### [Document text]
——
#LDSConf – 2 Nephi 29

CLICK HERE to read 2 Nephi 29.

In the last days, the Lord “shall proceed to do a marvelous work among them” (verse 1).

Anytime the scriptures use the word “shall”, that is covenant language, and it shows up in the very next phrase of the same sentence: “that I may remember my covenants which I have made unto the children of men” (verse 1).

So what was His covenant?

He promised to gather those who believe in Him (and their families).

So not only will the Lord remember His promises to Abraham, but also His promises to Nephi and his father (Lehi).

We know the covenants of Abraham, because they are restored to us today through the Temple.  (“that I would remember your seed” from verse 2).

But what was the promises made to Nephi?

“That the words of your seed should proceed forth out of my mouth unto your seed…” (verse 2).

So the promise is that the records Nephi and his descendants are keeping will continue to be passed on, all the way through the last days.   We know – in our time – that we call these records “The Book of Mormon”.
——
### [Records shown]

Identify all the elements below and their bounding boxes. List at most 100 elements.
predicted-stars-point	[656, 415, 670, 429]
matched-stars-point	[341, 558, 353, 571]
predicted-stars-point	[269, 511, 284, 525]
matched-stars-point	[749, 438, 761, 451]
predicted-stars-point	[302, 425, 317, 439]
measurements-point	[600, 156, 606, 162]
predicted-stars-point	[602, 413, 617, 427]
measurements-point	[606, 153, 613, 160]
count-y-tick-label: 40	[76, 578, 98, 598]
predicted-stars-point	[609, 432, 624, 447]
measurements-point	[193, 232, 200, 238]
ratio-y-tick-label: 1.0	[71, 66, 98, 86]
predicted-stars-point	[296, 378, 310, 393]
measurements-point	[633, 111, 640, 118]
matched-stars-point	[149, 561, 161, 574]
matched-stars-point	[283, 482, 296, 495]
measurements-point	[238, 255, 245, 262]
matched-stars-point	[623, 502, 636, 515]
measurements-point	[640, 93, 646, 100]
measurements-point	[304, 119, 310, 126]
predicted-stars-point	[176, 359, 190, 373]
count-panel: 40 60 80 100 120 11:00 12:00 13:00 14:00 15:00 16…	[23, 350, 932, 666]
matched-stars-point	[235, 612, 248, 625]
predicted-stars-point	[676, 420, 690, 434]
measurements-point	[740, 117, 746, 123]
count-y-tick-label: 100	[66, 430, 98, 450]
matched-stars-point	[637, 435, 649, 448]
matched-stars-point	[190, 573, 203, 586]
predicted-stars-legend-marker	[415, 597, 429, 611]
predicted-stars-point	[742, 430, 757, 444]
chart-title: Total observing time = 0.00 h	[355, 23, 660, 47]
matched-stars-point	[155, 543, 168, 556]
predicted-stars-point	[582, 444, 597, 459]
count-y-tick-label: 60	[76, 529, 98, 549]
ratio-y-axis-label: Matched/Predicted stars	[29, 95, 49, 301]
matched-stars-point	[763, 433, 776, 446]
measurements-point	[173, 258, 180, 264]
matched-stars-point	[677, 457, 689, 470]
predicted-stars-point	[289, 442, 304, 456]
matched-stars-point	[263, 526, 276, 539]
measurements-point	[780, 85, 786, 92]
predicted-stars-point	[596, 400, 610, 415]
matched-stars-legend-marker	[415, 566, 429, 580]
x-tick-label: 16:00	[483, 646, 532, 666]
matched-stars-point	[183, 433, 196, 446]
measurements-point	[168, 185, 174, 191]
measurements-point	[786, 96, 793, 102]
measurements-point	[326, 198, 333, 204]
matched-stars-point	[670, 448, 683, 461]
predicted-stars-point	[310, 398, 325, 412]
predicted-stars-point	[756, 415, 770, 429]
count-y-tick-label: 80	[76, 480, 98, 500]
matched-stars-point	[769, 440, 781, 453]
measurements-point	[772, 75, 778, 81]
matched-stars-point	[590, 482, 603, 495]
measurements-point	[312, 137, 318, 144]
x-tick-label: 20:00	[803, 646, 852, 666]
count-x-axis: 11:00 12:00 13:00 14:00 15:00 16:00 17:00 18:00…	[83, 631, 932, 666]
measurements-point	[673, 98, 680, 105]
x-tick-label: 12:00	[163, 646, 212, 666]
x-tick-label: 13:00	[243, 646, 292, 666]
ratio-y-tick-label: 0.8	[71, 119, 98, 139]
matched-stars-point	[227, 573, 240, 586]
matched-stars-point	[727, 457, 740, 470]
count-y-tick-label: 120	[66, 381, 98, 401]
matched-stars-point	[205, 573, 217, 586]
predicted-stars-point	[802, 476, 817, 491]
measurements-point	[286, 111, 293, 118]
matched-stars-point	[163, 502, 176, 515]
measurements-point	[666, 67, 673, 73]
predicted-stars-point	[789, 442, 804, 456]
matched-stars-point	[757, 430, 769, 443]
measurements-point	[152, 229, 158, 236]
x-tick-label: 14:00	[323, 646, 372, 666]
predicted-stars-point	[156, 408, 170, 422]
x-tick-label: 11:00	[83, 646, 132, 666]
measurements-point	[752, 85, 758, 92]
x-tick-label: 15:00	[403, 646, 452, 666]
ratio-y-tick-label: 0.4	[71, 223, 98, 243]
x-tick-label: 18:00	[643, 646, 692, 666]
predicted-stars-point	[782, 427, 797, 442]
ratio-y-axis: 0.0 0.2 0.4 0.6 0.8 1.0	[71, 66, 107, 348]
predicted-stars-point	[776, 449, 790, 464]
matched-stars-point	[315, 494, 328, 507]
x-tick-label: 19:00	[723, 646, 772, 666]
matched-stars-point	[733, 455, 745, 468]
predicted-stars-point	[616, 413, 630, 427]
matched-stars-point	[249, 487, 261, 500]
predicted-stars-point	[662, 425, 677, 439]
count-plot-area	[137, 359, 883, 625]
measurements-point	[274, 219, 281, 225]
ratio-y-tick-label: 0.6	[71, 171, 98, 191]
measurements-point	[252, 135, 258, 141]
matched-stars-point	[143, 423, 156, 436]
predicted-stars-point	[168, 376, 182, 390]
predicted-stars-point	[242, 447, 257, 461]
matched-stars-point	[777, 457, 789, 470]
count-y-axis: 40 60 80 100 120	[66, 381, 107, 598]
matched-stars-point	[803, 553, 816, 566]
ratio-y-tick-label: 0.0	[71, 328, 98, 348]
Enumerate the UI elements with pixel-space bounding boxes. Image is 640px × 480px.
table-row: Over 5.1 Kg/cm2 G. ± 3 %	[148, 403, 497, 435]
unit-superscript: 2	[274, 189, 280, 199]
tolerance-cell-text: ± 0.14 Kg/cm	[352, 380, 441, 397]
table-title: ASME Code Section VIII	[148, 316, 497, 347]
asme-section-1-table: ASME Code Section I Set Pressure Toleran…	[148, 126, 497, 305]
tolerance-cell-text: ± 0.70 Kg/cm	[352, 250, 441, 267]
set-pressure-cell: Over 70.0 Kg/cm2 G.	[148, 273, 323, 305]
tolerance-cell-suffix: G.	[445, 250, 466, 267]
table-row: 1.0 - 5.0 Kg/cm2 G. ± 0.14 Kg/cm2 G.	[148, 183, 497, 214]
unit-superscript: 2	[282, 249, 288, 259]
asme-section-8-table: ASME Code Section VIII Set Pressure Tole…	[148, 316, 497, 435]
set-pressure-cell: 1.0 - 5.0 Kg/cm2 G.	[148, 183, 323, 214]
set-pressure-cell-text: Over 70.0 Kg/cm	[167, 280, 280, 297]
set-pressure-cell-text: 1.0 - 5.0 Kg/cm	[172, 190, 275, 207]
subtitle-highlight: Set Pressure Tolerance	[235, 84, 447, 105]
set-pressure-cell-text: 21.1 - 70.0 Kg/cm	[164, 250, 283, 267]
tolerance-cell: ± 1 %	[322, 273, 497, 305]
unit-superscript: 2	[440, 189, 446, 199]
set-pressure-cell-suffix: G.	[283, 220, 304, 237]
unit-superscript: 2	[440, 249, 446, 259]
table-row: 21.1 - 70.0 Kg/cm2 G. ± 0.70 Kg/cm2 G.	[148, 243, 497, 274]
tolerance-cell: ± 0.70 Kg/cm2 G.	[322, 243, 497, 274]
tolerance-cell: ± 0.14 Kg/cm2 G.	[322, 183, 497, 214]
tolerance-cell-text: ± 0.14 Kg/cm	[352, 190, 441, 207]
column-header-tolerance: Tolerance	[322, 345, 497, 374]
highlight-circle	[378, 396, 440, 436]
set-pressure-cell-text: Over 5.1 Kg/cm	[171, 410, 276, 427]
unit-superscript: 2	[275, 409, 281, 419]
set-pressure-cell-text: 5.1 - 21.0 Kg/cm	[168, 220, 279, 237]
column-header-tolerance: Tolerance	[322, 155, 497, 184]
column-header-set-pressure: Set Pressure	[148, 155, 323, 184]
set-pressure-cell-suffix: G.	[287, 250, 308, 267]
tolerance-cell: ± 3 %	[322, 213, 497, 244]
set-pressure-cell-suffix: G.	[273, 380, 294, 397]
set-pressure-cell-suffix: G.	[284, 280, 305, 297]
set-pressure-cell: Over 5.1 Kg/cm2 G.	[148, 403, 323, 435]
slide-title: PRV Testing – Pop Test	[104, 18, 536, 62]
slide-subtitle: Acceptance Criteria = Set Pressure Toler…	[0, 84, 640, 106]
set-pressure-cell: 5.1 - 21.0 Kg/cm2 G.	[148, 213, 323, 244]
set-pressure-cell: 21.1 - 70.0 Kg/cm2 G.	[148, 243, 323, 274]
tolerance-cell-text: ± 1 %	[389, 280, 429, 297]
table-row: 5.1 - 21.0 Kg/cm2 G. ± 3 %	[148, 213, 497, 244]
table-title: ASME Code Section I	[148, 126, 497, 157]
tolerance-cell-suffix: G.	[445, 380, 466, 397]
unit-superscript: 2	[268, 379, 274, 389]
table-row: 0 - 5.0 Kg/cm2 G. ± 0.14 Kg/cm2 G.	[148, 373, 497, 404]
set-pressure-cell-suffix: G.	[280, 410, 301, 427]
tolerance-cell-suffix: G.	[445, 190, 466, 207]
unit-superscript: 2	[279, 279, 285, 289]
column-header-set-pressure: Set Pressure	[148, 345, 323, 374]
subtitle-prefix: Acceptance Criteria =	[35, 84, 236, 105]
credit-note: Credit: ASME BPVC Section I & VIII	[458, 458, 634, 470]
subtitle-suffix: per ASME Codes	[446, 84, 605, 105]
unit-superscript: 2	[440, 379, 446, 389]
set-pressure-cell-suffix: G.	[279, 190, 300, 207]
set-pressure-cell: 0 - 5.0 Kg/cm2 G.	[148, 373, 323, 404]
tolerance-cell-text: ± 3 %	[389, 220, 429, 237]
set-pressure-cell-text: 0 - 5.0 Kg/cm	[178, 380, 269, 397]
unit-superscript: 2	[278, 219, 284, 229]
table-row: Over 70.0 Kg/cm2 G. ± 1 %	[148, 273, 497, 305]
——
### [Tasks to carry out]
• A. Update the records, starting at their first line and ending at the line that contains "482, 296, 495]". Replace "measurements-point" with "observation-point" and leave everything else unchanged.
• B. Write what comes next in the commentary on 2 Nephi 29, picking up after its final sentence.
The commentary on 2 Nephi 29 and the records are unrelated material.

### [Replies]
• A.
Identify all the elements below and their bounding boxes. List at most 100 elements.
predicted-stars-point	[656, 415, 670, 429]
matched-stars-point	[341, 558, 353, 571]
predicted-stars-point	[269, 511, 284, 525]
matched-stars-point	[749, 438, 761, 451]
predicted-stars-point	[302, 425, 317, 439]
observation-point	[600, 156, 606, 162]
predicted-stars-point	[602, 413, 617, 427]
observation-point	[606, 153, 613, 160]
count-y-tick-label: 40	[76, 578, 98, 598]
predicted-stars-point	[609, 432, 624, 447]
observation-point	[193, 232, 200, 238]
ratio-y-tick-label: 1.0	[71, 66, 98, 86]
predicted-stars-point	[296, 378, 310, 393]
observation-point	[633, 111, 640, 118]
matched-stars-point	[149, 561, 161, 574]
matched-stars-point	[283, 482, 296, 495]

• B.
But many will reject it, saying, “A Bible! A Bible!  We have got a Bible, and there cannot be any more Bible” (verse 3).

Yet the Bible is only the record of the Jews that were descendants of Judah.

All the tribes kept records.

(Note that this has implications that there is more scripture not yet delivered to us, which is confirmed through the teachings of modern prophets that we could get more scripture if all the covenant people would read and study what we have thus far.)

Nephi explains it as the records of each people being for them to learn their lessons through their own experiences, so each people need their own record because they have their own history and lessons.  “What do the Gentiles mean (understand)? Do they remember the travails, and the labors, and the pains of the Jews?” (verse 4)  Of course they cannot; it is a rhetorical question.  The other peoples need their own records, because it is how God worked amongst them specifically.

But it is the same God, and so the same lessons and principles are taught, and everything points to Christ.

But all people everywhere are Heavenly Father’s children, and He loves all of them, and wants all of them to succeed.  So all people need access to Scriptures in order to learn about them, and all people need to keep their own record of how the Lord worked in the lives of their people.

“Know ye not that there are more nations than one?  Know ye not that I, the Lord your God, have created all men?” (verse 7).

Many people, same God.

Many records of the different experiences of (with) the same Christ.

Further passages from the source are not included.